EXERCISE.
Rewrite everything in the data from the line containing "Bar [204, 272, 229, 390]" down to the line containing "Bar [103, 102, 128, 390]", both included, as a JSON list of strings with one string per line and no blank lines.

====== EXTRACTED ENTRIES ======

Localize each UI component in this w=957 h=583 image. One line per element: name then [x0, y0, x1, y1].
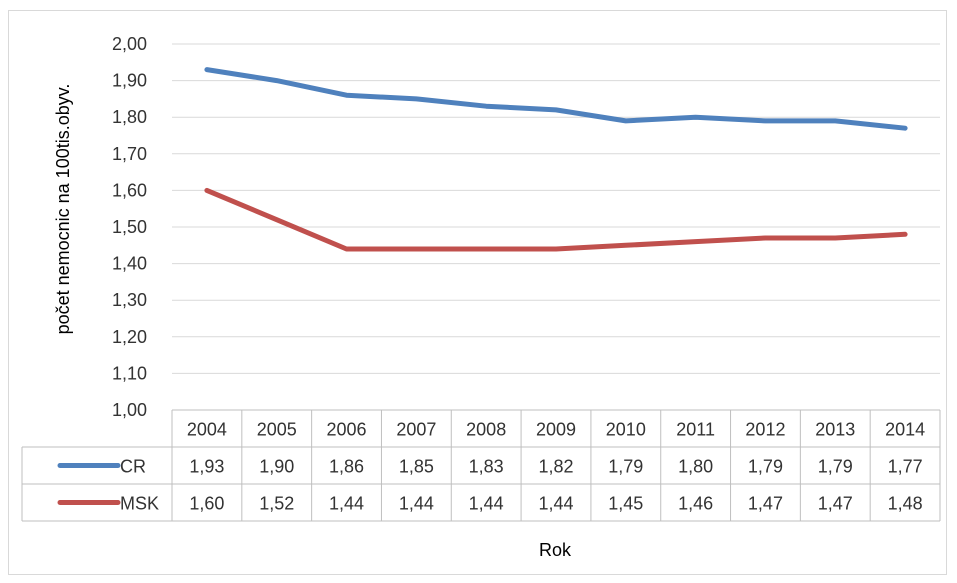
y-tick-label: 1,90	[112, 71, 147, 91]
data-label: 1,47	[748, 494, 783, 514]
y-tick-label: 1,10	[112, 363, 147, 383]
y-tick-label: 1,80	[112, 107, 147, 127]
y-axis-title: počet nemocnic na 100tis.obyv.	[53, 84, 73, 335]
x-tick-label: 2009	[536, 420, 576, 440]
data-label: 1,44	[399, 494, 434, 514]
x-tick-label: 2012	[745, 420, 785, 440]
data-table: 2004 2005 2006 2007 2008 2009 2010 2011 2012 2013…	[21, 409, 941, 522]
y-tick-label: 1,60	[112, 180, 147, 200]
y-tick-label: 2,00	[112, 34, 147, 54]
legend-label: CR	[120, 457, 146, 477]
data-label: 1,46	[678, 494, 713, 514]
data-label: 1,90	[259, 457, 294, 477]
data-label: 1,45	[608, 494, 643, 514]
data-label: 1,85	[399, 457, 434, 477]
data-label: 1,47	[818, 494, 853, 514]
data-label: 1,44	[538, 494, 573, 514]
x-tick-label: 2010	[606, 420, 646, 440]
series-line-cr	[204, 67, 908, 131]
y-tick-label: 1,20	[112, 327, 147, 347]
y-tick-label: 1,30	[112, 290, 147, 310]
x-axis-title: Rok	[539, 540, 572, 560]
y-tick-label: 1,40	[112, 254, 147, 274]
data-label: 1,79	[818, 457, 853, 477]
data-label: 1,93	[189, 457, 224, 477]
data-label: 1,44	[469, 494, 504, 514]
gridlines	[172, 43, 940, 374]
x-tick-label: 2008	[466, 420, 506, 440]
series-lines	[204, 67, 908, 252]
x-tick-label: 2014	[885, 420, 925, 440]
x-tick-label: 2013	[815, 420, 855, 440]
data-label: 1,80	[678, 457, 713, 477]
x-tick-label: 2006	[327, 420, 367, 440]
series-line-msk	[204, 187, 908, 252]
x-tick-label: 2007	[396, 420, 436, 440]
data-label: 1,86	[329, 457, 364, 477]
data-label: 1,52	[259, 494, 294, 514]
y-tick-label: 1,50	[112, 217, 147, 237]
data-label: 1,79	[748, 457, 783, 477]
legend-label: MSK	[120, 494, 159, 514]
data-label: 1,79	[608, 457, 643, 477]
data-label: 1,60	[189, 494, 224, 514]
y-tick-label: 1,70	[112, 144, 147, 164]
x-tick-label: 2005	[257, 420, 297, 440]
x-tick-label: 2011	[676, 420, 715, 440]
data-label: 1,44	[329, 494, 364, 514]
data-label: 1,77	[888, 457, 923, 477]
data-label: 1,83	[469, 457, 504, 477]
y-tick-label: 1,00	[112, 400, 147, 420]
data-label: 1,82	[538, 457, 573, 477]
x-tick-label: 2004	[187, 420, 227, 440]
y-axis-ticks: 1,00 1,10 1,20 1,30 1,40 1,50 1,60 1,70 1,80 1,90…	[112, 34, 147, 420]
data-label: 1,48	[888, 494, 923, 514]
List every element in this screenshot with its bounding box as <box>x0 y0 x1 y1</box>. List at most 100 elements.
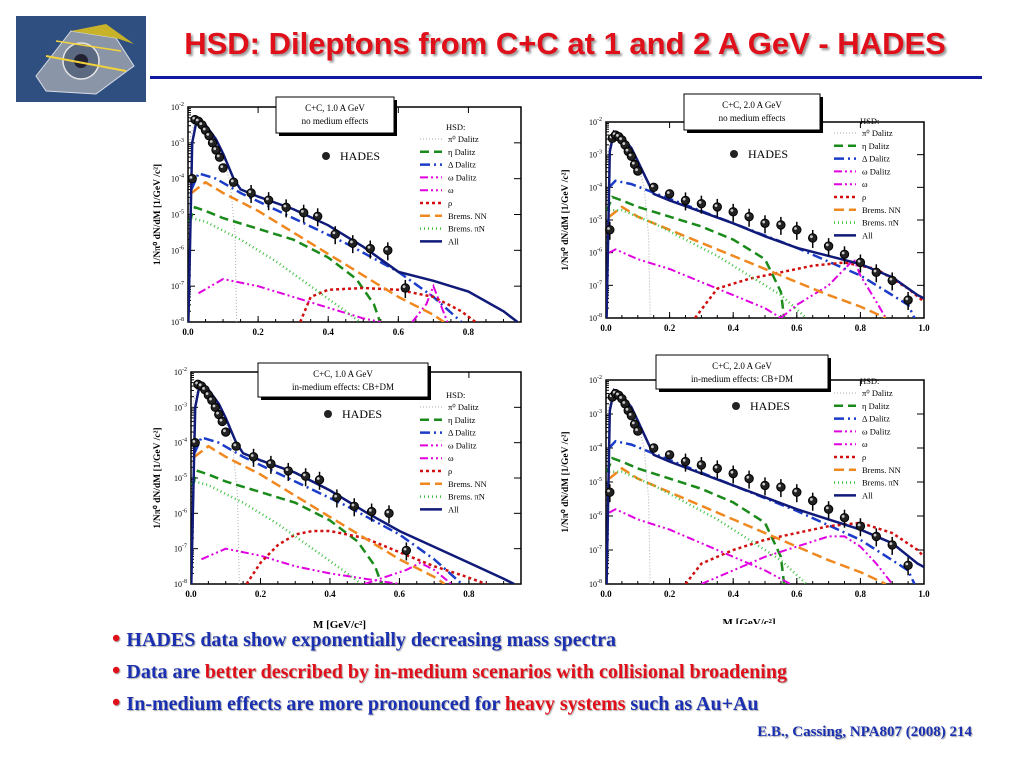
legend-entry: η Dalitz <box>448 415 476 425</box>
legend-hades-label: HADES <box>340 149 380 163</box>
label-box <box>275 96 395 134</box>
data-point-highlight <box>402 285 406 289</box>
legend-data-marker <box>322 152 330 160</box>
y-tick-base: 10 <box>174 474 182 483</box>
y-tick-label: 10-5 <box>171 210 184 220</box>
x-tick-label: 0.0 <box>185 589 197 599</box>
data-point-highlight <box>265 197 269 201</box>
y-tick-label: 10-6 <box>171 245 184 255</box>
data-point <box>217 416 227 427</box>
y-tick-exponent: -4 <box>179 174 184 180</box>
series-line <box>411 283 449 322</box>
data-point <box>218 163 228 173</box>
data-point <box>312 211 323 221</box>
y-tick-label: 10-3 <box>171 138 184 148</box>
x-tick-label: 0.6 <box>791 589 803 599</box>
series-line <box>190 171 463 322</box>
y-tick-base: 10 <box>174 403 182 412</box>
bullet-text: HADES data show exponentially decreasing… <box>126 629 617 651</box>
bullet-item: • HADES data show exponentially decreasin… <box>112 624 1012 656</box>
data-point <box>728 207 738 217</box>
data-point <box>246 188 256 198</box>
data-point-highlight <box>199 122 203 126</box>
data-point-highlight <box>334 494 337 498</box>
y-tick-label: 10-8 <box>589 579 602 589</box>
legend-entry: π⁰ Dalitz <box>862 388 893 398</box>
series-line <box>608 179 916 318</box>
data-point-highlight <box>794 489 797 493</box>
data-point-highlight <box>622 401 626 404</box>
data-point <box>680 195 691 206</box>
y-tick-label: 10-7 <box>589 545 602 555</box>
legend-entry: η Dalitz <box>448 147 476 157</box>
data-point-highlight <box>368 508 372 512</box>
data-point <box>298 208 309 218</box>
y-tick-exponent: -4 <box>597 182 602 188</box>
data-point <box>808 496 818 506</box>
data-point-highlight <box>857 259 861 263</box>
y-tick-label: 10-7 <box>171 281 184 291</box>
y-tick-base: 10 <box>171 282 179 291</box>
data-point <box>776 482 786 492</box>
data-point <box>314 475 325 485</box>
data-point <box>383 245 393 256</box>
x-tick-label: 0.2 <box>664 323 676 333</box>
data-point <box>221 427 231 437</box>
y-tick-label: 10-5 <box>589 477 602 487</box>
hades-detector-image <box>16 16 146 102</box>
legend-entry: π⁰ Dalitz <box>862 128 893 138</box>
data-point-highlight <box>628 413 632 416</box>
legend-hades-label: HADES <box>750 399 790 413</box>
y-tick-label: 10-5 <box>589 215 602 225</box>
data-point-highlight <box>631 161 635 165</box>
detector-illustration <box>16 16 146 102</box>
data-point-highlight <box>905 562 909 566</box>
y-tick-exponent: -5 <box>182 473 187 479</box>
x-tick-label: 0.6 <box>791 323 803 333</box>
data-point <box>214 152 225 162</box>
data-point <box>871 531 881 542</box>
y-tick-label: 10-7 <box>174 544 187 554</box>
data-point <box>823 504 834 514</box>
y-tick-exponent: -4 <box>597 443 602 449</box>
data-point-highlight <box>666 191 670 194</box>
data-point <box>664 450 675 460</box>
label-box <box>683 93 821 131</box>
data-point-highlight <box>873 533 877 537</box>
data-point-highlight <box>209 140 213 143</box>
y-tick-base: 10 <box>174 580 182 589</box>
y-tick-base: 10 <box>174 368 182 377</box>
data-point-highlight <box>367 245 371 249</box>
y-tick-base: 10 <box>589 281 597 290</box>
y-axis-label: 1/Nπ⁰ dN/dM [1/GeV /c²] <box>152 164 163 265</box>
y-tick-label: 10-8 <box>589 313 602 323</box>
legend-entry: Brems. NN <box>448 479 487 489</box>
legend-entry: ω <box>448 453 454 463</box>
y-tick-exponent: -7 <box>182 544 187 550</box>
data-point <box>887 275 897 286</box>
y-tick-exponent: -3 <box>597 150 602 156</box>
data-point-highlight <box>192 439 196 443</box>
legend-entry: π⁰ Dalitz <box>448 402 479 412</box>
y-tick-exponent: -8 <box>182 579 187 585</box>
box-line-1: C+C, 2.0 A GeV <box>712 361 772 371</box>
legend-entry: Brems. πN <box>448 224 485 234</box>
y-tick-label: 10-4 <box>171 174 184 184</box>
data-point-highlight <box>212 404 216 408</box>
y-tick-base: 10 <box>174 439 182 448</box>
data-point-highlight <box>202 386 205 390</box>
legend-entry: All <box>862 490 874 500</box>
data-point-highlight <box>714 465 718 469</box>
y-tick-base: 10 <box>589 512 597 521</box>
data-point-highlight <box>635 428 638 432</box>
y-tick-label: 10-2 <box>174 367 187 377</box>
y-tick-exponent: -7 <box>179 281 184 287</box>
y-tick-label: 10-4 <box>589 182 602 192</box>
data-point-highlight <box>219 418 223 422</box>
data-point <box>248 452 259 462</box>
series-line <box>609 208 808 318</box>
legend-title: HSD: <box>860 116 879 126</box>
series-line <box>608 439 916 584</box>
data-point-highlight <box>216 411 219 415</box>
data-point <box>365 243 375 254</box>
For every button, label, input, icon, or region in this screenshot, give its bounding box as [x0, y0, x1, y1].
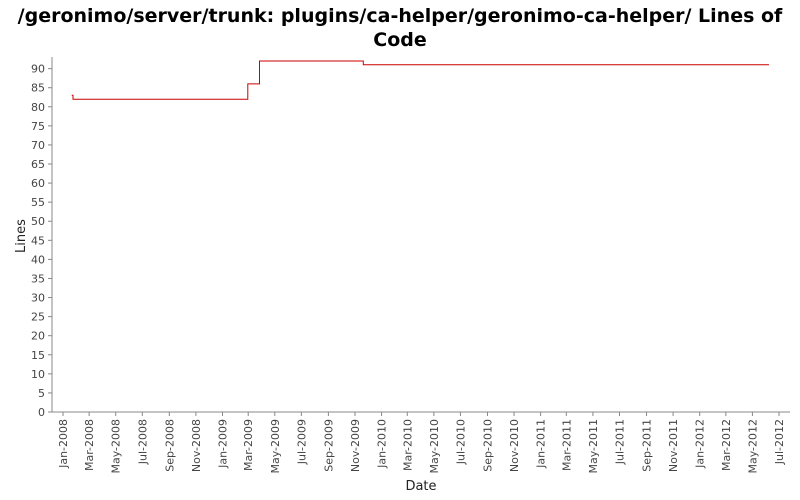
y-tick-label: 50: [31, 215, 45, 228]
x-tick-label: Jul-2012: [773, 419, 786, 465]
y-tick-label: 25: [31, 311, 45, 324]
x-tick-label: Jul-2010: [454, 419, 467, 465]
x-tick-label: Jul-2009: [295, 419, 308, 465]
x-tick-label: May-2009: [269, 419, 282, 474]
y-axis-title: Lines: [14, 219, 29, 253]
y-tick-label: 85: [31, 82, 45, 95]
x-axis: Jan-2008 Mar-2008 May-2008 Jul-2008 Sep-2008…: [52, 411, 790, 474]
x-tick-label: Mar-2011: [560, 419, 573, 471]
series-layer: [71, 60, 769, 100]
x-tick-label: Mar-2012: [720, 419, 733, 471]
x-tick-label: Sep-2008: [163, 419, 176, 472]
y-tick-label: 45: [31, 234, 45, 247]
x-tick-label: Jan-2011: [535, 419, 548, 469]
y-tick-label: 35: [31, 272, 45, 285]
y-tick-label: 20: [31, 330, 45, 343]
x-tick-label: Sep-2011: [641, 419, 654, 472]
chart-title: /geronimo/server/trunk: plugins/ca-helpe…: [17, 5, 783, 51]
x-tick-label: Mar-2008: [83, 419, 96, 471]
y-axis: 0 5 10 15 20 25 30 35 40 45 50 55 60 65 70 75 80 85 90: [31, 57, 53, 419]
y-tick-label: 75: [31, 120, 45, 133]
plot-background: [52, 57, 790, 412]
x-tick-label: May-2010: [428, 419, 441, 474]
x-tick-label: Nov-2010: [508, 419, 521, 472]
y-tick-label: 90: [31, 63, 45, 76]
x-tick-label: May-2011: [587, 419, 600, 474]
x-tick-label: Nov-2008: [190, 419, 203, 472]
y-tick-label: 15: [31, 349, 45, 362]
y-tick-label: 0: [38, 406, 45, 419]
plot-area: [52, 57, 790, 412]
y-tick-label: 65: [31, 158, 45, 171]
x-tick-label: Nov-2011: [667, 419, 680, 472]
x-tick-label: Mar-2010: [401, 419, 414, 471]
x-tick-label: Mar-2009: [242, 419, 255, 471]
x-tick-label: Jul-2011: [614, 419, 627, 465]
y-tick-label: 40: [31, 253, 45, 266]
y-tick-label: 70: [31, 139, 45, 152]
series-line: [71, 60, 769, 100]
y-tick-label: 30: [31, 292, 45, 305]
x-tick-label: Jan-2009: [216, 419, 229, 469]
x-tick-label: Jan-2012: [694, 419, 707, 469]
y-tick-label: 10: [31, 368, 45, 381]
y-tick-label: 5: [38, 387, 45, 400]
x-tick-label: May-2008: [110, 419, 123, 474]
x-tick-label: Sep-2010: [481, 419, 494, 472]
x-tick-label: Sep-2009: [322, 419, 335, 472]
x-axis-title: Date: [405, 479, 436, 494]
x-tick-label: Jan-2008: [57, 419, 70, 469]
y-tick-label: 60: [31, 177, 45, 190]
x-tick-label: Jan-2010: [376, 419, 389, 469]
x-tick-label: Nov-2009: [349, 419, 362, 472]
x-tick-label: May-2012: [746, 419, 759, 474]
x-tick-label: Jul-2008: [136, 419, 149, 465]
y-tick-label: 80: [31, 101, 45, 114]
y-tick-label: 55: [31, 196, 45, 209]
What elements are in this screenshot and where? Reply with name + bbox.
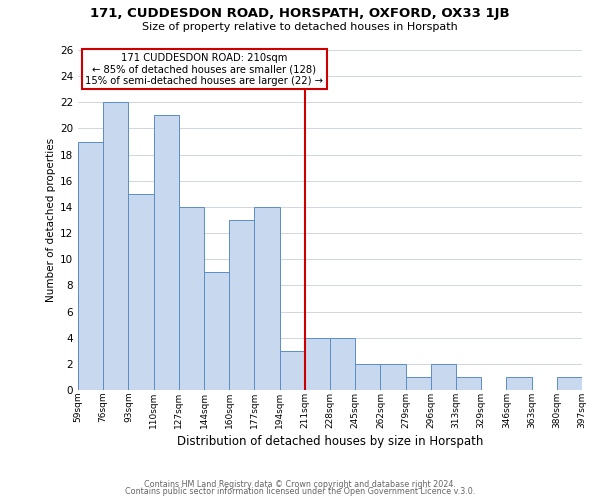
Bar [204, 272, 229, 390]
Bar [380, 364, 406, 390]
Bar [229, 220, 254, 390]
Bar [305, 338, 330, 390]
Bar [179, 207, 204, 390]
Bar [557, 377, 582, 390]
Bar [330, 338, 355, 390]
Text: Size of property relative to detached houses in Horspath: Size of property relative to detached ho… [142, 22, 458, 32]
Text: 171, CUDDESDON ROAD, HORSPATH, OXFORD, OX33 1JB: 171, CUDDESDON ROAD, HORSPATH, OXFORD, O… [90, 8, 510, 20]
Bar [406, 377, 431, 390]
Bar [431, 364, 456, 390]
Bar [506, 377, 532, 390]
Bar [78, 142, 103, 390]
Bar [254, 207, 280, 390]
X-axis label: Distribution of detached houses by size in Horspath: Distribution of detached houses by size … [177, 434, 483, 448]
Text: 171 CUDDESDON ROAD: 210sqm
← 85% of detached houses are smaller (128)
15% of sem: 171 CUDDESDON ROAD: 210sqm ← 85% of deta… [85, 52, 323, 86]
Text: Contains HM Land Registry data © Crown copyright and database right 2024.: Contains HM Land Registry data © Crown c… [144, 480, 456, 489]
Bar [128, 194, 154, 390]
Bar [355, 364, 380, 390]
Bar [280, 351, 305, 390]
Y-axis label: Number of detached properties: Number of detached properties [46, 138, 56, 302]
Bar [154, 116, 179, 390]
Bar [456, 377, 481, 390]
Bar [103, 102, 128, 390]
Text: Contains public sector information licensed under the Open Government Licence v.: Contains public sector information licen… [125, 487, 475, 496]
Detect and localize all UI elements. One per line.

======

EXERCISE ANSWER.
[
  "Bar [204, 272, 229, 390]",
  "Bar [380, 364, 406, 390]",
  "Bar [229, 220, 254, 390]",
  "Bar [305, 338, 330, 390]",
  "Bar [179, 207, 204, 390]",
  "Bar [557, 377, 582, 390]",
  "Bar [330, 338, 355, 390]",
  "Text: Size of property relative to detached houses in Horspath: Size of property relative to detached ho… [142, 22, 458, 32]",
  "Text: 171, CUDDESDON ROAD, HORSPATH, OXFORD, OX33 1JB: 171, CUDDESDON ROAD, HORSPATH, OXFORD, O… [90, 8, 510, 20]",
  "Bar [406, 377, 431, 390]",
  "Bar [431, 364, 456, 390]",
  "Bar [506, 377, 532, 390]",
  "Bar [78, 142, 103, 390]",
  "Bar [254, 207, 280, 390]",
  "X-axis label: Distribution of detached houses by size in Horspath: Distribution of detached houses by size … [177, 434, 483, 448]",
  "Text: 171 CUDDESDON ROAD: 210sqm",
  "← 85% of detached houses are smaller (128)",
  "15% of sem: 171 CUDDESDON ROAD: 210sqm ← 85% of deta… [85, 52, 323, 86]",
  "Text: Contains HM Land Registry data © Crown copyright and database right 2024.: Contains HM Land Registry data © Crown c… [144, 480, 456, 489]",
  "Bar [128, 194, 154, 390]",
  "Bar [355, 364, 380, 390]",
  "Bar [280, 351, 305, 390]",
  "Y-axis label: Number of detached properties: Number of detached properties [46, 138, 56, 302]",
  "Bar [154, 116, 179, 390]",
  "Bar [456, 377, 481, 390]",
  "Bar [103, 102, 128, 390]"
]